Excerpt from a dataset
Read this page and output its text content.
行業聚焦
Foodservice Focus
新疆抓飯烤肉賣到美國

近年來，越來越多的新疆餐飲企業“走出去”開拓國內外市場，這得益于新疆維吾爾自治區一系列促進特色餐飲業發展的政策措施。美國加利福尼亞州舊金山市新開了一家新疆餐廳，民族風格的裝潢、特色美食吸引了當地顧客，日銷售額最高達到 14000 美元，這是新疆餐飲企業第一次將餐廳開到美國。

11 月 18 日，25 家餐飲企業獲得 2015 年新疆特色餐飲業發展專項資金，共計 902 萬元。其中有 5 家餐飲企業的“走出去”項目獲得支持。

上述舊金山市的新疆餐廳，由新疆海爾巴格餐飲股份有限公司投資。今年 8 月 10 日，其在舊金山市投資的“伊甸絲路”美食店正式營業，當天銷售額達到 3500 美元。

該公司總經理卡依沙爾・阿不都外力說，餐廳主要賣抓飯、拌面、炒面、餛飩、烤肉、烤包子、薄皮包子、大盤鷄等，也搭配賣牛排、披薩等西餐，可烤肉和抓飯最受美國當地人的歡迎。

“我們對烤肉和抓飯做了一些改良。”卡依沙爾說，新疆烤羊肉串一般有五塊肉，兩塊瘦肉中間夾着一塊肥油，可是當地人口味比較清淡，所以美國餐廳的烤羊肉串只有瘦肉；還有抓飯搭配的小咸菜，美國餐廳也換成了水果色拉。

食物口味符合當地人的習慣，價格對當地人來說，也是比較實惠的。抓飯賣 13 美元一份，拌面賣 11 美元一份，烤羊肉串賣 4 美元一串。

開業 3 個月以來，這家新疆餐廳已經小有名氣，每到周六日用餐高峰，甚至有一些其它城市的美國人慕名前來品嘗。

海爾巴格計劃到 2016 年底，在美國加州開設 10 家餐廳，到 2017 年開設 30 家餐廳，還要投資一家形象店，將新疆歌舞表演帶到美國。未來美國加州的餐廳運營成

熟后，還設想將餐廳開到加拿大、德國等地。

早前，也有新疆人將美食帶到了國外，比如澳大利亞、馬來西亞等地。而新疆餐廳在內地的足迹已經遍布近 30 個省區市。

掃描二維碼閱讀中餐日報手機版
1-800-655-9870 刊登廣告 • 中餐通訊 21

YOUR INSTRUCTIONS
Copy each record from above without leaving any out.

SOLVED EXERCISE
Read this page and output its text content.
行業聚焦
Foodservice Focus
新疆抓飯烤肉賣到美國

近年來，越來越多的新疆餐飲企業“走出去”開拓國內外市場，這得益于新疆維吾爾自治區一系列促進特色餐飲業發展的政策措施。美國加利福尼亞州舊金山市新開了一家新疆餐廳，民族風格的裝潢、特色美食吸引了當地顧客，日銷售額最高達到 14000 美元，這是新疆餐飲企業第一次將餐廳開到美國。

11 月 18 日，25 家餐飲企業獲得 2015 年新疆特色餐飲業發展專項資金，共計 902 萬元。其中有 5 家餐飲企業的“走出去”項目獲得支持。

上述舊金山市的新疆餐廳，由新疆海爾巴格餐飲股份有限公司投資。今年 8 月 10 日，其在舊金山市投資的“伊甸絲路”美食店正式營業，當天銷售額達到 3500 美元。

該公司總經理卡依沙爾・阿不都外力說，餐廳主要賣抓飯、拌面、炒面、餛飩、烤肉、烤包子、薄皮包子、大盤鷄等，也搭配賣牛排、披薩等西餐，可烤肉和抓飯最受美國當地人的歡迎。

“我們對烤肉和抓飯做了一些改良。”卡依沙爾說，新疆烤羊肉串一般有五塊肉，兩塊瘦肉中間夾着一塊肥油，可是當地人口味比較清淡，所以美國餐廳的烤羊肉串只有瘦肉；還有抓飯搭配的小咸菜，美國餐廳也換成了水果色拉。

食物口味符合當地人的習慣，價格對當地人來說，也是比較實惠的。抓飯賣 13 美元一份，拌面賣 11 美元一份，烤羊肉串賣 4 美元一串。

開業 3 個月以來，這家新疆餐廳已經小有名氣，每到周六日用餐高峰，甚至有一些其它城市的美國人慕名前來品嘗。

海爾巴格計劃到 2016 年底，在美國加州開設 10 家餐廳，到 2017 年開設 30 家餐廳，還要投資一家形象店，將新疆歌舞表演帶到美國。未來美國加州的餐廳運營成

熟后，還設想將餐廳開到加拿大、德國等地。

早前，也有新疆人將美食帶到了國外，比如澳大利亞、馬來西亞等地。而新疆餐廳在內地的足迹已經遍布近 30 個省區市。

掃描二維碼閱讀中餐日報手機版
1-800-655-9870 刊登廣告 • 中餐通訊 21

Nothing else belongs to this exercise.